→ Required work: Extend the article on the Endless Love soundtrack, picking up right after its final sentence.

Soundtrack album by various artists
- Released: 1981
- Recorded: 1979–81
- Genre: Pop; hard rock; disco; pop rock;
- Length: 41:45
- Label: Mercury Records PolyGram
- Producer: various artists

Singles from Endless Love
- "Endless Love" Released: 26 June 1981 (US);

= Endless Love (1981 soundtrack) =

Endless Love: Original Motion Picture Soundtrack is the soundtrack album to the film of the same name. The album was released worldwide by Mercury Records and PolyGram in 1981.

The film’s title song, sung as a duet between Diana Ross and Lionel Richie, was a No. 1 hit on the Billboard Hot 100, and is the best-selling single of Ross' career as of 2024. The single stayed at No. 1 for no less than nine weeks from August 9 to October 10, 1981, making it the biggest-selling single of the year in the US. It also topped the Billboard R&B chart and the Adult Contemporary chart as well as becoming a top ten hit single in the UK, peaking at No. 7. It also reached the top ten charts in most parts of the world. The duet single was released by Motown Records worldwide since both artists were still signed to that label at the time, and in effect, became the most successful single in Motown history. It however became Ross' final hit single for the label; shortly thereafter, she signed a then record-breaking $20 million deal with RCA Records. Her first album for her new label, the self-produced Why Do Fools Fall in Love, released the same year, included a solo version of "Endless Love". The Endless Love soundtrack also included a second duet with Ross and Richie, "Dreaming of You", and both songs were also included as orchestral versions alongside Jonathan Tunick's original score.

While Ross' appearance on the Endless Love soundtrack marked the end of an era as she left Motown after twenty years on the label, Lionel Richie's work for the album instead became a new beginning in his career both as a composer, producer and an artist in his own right. The "Endless Love" single was released while he was still officially a member of the Commodores. The success of the duet encouraged Richie to branch out into a full-fledged solo career, releasing his self-titled debut album in 1982 which produced another chart-topping single, "Truly", continuing the style of his ballads with the Commodores like "Easy", "Three Times a Lady" and "Still", as well as ballads Richie composed and produced for other artists like "Lady" for Kenny Rogers which hit No. 1 in 1980.

The soundtrack album also featured two tracks that were not originally recorded for the actual film: Kiss' "I Was Made for Lovin' You", first released on their album Dynasty, a No. 11 hit on Billboards singles chart in 1979, as well as Cliff Richard's "Dreamin'", written by singer Leo Sayer and producer Alan Tarney, originally included on Richard's album I'm No Hero, also a top ten hit in the UK in 1980. Blondie's 1979 US and UK No. 1 hit "Heart of Glass" which also briefly appeared in the movie was not included on the soundtrack album.

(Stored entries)
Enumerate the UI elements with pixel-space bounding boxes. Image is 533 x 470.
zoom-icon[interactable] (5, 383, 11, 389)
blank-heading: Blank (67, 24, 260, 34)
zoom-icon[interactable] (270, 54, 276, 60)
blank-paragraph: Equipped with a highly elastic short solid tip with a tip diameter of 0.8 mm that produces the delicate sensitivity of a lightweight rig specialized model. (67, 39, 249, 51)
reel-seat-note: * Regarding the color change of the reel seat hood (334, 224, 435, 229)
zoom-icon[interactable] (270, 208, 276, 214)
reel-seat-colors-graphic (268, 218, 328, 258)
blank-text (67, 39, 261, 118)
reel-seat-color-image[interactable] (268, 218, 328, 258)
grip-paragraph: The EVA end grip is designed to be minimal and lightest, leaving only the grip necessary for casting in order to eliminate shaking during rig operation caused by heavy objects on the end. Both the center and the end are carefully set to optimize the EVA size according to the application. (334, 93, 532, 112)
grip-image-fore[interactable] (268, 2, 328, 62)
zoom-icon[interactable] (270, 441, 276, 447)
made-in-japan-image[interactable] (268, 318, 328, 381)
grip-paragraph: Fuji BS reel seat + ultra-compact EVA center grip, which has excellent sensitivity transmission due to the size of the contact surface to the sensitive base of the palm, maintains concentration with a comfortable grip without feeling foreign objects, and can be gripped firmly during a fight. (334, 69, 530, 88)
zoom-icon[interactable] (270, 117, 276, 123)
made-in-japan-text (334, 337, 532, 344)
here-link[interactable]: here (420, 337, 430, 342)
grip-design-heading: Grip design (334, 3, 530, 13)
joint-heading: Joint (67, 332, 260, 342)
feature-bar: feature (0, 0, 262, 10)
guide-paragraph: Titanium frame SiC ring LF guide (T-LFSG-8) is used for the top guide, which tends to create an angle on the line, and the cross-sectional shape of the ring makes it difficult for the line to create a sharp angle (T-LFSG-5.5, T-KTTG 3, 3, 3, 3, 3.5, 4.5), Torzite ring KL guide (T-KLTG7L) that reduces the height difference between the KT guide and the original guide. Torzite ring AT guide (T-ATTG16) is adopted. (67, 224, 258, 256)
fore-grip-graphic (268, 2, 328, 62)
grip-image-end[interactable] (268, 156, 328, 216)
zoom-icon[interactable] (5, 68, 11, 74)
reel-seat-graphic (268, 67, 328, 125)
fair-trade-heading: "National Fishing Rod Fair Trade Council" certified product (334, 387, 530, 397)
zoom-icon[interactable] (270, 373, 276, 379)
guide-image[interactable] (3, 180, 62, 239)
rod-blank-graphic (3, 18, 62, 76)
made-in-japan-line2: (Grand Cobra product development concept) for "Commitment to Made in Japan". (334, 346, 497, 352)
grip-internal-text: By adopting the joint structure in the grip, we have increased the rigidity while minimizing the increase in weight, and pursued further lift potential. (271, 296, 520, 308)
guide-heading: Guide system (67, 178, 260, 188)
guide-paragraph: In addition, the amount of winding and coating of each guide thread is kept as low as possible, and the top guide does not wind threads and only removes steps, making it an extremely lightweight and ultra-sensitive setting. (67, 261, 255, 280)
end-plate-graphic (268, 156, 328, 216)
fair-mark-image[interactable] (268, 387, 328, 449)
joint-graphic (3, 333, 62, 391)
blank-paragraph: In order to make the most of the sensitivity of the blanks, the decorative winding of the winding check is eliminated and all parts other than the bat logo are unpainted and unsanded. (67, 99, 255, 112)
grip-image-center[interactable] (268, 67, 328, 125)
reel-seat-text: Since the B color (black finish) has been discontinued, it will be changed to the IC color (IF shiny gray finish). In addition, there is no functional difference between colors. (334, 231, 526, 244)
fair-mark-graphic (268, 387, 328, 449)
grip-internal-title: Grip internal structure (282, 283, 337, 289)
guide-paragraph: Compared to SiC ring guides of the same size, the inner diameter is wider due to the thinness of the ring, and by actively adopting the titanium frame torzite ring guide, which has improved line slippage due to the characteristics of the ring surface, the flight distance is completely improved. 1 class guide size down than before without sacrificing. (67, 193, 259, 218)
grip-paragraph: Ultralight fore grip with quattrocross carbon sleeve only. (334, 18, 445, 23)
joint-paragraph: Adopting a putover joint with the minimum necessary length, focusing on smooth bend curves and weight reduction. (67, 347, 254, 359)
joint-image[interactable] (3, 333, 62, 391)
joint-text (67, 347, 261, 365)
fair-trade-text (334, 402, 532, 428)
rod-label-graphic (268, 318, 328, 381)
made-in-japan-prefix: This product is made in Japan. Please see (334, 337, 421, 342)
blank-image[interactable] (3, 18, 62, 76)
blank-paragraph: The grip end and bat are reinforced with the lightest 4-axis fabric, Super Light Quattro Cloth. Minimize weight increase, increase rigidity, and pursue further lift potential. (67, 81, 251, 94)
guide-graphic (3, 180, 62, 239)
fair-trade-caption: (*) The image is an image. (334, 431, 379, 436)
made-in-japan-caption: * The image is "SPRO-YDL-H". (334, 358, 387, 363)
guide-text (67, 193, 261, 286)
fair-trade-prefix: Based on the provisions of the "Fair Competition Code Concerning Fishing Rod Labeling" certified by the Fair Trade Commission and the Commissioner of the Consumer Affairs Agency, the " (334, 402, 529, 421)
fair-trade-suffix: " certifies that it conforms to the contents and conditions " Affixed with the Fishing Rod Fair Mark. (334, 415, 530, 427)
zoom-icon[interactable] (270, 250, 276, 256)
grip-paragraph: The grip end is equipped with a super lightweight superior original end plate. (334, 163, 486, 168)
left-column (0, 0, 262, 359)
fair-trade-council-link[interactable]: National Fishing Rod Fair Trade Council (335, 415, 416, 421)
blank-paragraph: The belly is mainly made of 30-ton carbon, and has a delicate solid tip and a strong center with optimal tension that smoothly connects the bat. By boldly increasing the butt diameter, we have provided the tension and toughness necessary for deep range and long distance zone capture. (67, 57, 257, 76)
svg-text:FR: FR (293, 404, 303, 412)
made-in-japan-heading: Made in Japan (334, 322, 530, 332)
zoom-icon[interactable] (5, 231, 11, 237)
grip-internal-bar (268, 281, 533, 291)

→ Written answer:
The Endless Love soundtrack was re-released on CD by PolyGram in 1998; this 1998 CD version is now out-of-print. In December 2014, PolyGram re-released the CD soundtrack in Japan under Universal Japan SHM-CD.

Professional ratings
Review scores
| Source | Rating |
| AllMusic | link |

==Track listing==

Side one
| No. | Title | Writer(s) | Artist(s) | Length |
|---|---|---|---|---|
| 1. | "Endless Love" | Lionel Richie | Diana Ross and Lionel Richie | 4:26 |
| 2. | "Dreaming of You" | Thomas McClary; Richie; | Diana Ross and Lionel Richie | 4:31 |
| 3. | "I Was Made for Lovin' You" | Paul Stanley; Desmond Child; Vini Poncia; | Kiss | 3:59 |
| 4. | "Dreamin'" | Leo Sayer; Alan Tarney; | Cliff Richard | 3:37 |
| 5. | "Endless Love" (Instrumental) | Richie |  | 2:45 |

Side two
| No. | Title | Writer(s) | Artist(s) | Length |
|---|---|---|---|---|
| 1. | "Dreaming of You (Theme)" (Instrumental) | Richie |  | 4:44 |
| 2. | "Heart Song" (Instrumental) | Jonathan Tunick |  | 1:42 |
| 3. | "David Goes to Jade's House" (Instrumental) | Tunick |  | 3:35 |
| 4. | "Ann Sees David and Jade Making Love" (Instrumental) | Tunick |  | 3:32 |
| 5. | "David at the Institution" (Instrumental) | Tunick |  | 4:28 |
| 6. | "Endless Love" (Reprise) | Richie | Diana Ross and Lionel Richie | 4:27 |
| Total length: |  |  |  | 41:45 |

==Charts==

| Chart (1981) | Peak position |
|---|---|
| Australia (Kent Music Report) | 26 |

==Certifications==

| Region | Certification | Certified units/sales |
| Canada (Music Canada) | Gold | 50,000^{^} |
| Hong Kong (IFPI Hong Kong) | Platinum | 20,000^{*} |
| United Kingdom (BPI) | Gold | 100,000^{^} |
| United States (RIAA) | Gold | 500,000^{^} |
^{*} Sales figures based on certification alone. ^{^} Shipments figures based on certification alone.

==Personnel==
- Lionel Richie - lead and backing vocals on "Endless Love" and "Dreaming of You"
- Diana Ross - lead vocals on "Endless Love" and "Dreaming of You"
- KISS - performers on "I Was Made for Lovin' You"
- Cliff Richard - lead vocals on "Dreamin'"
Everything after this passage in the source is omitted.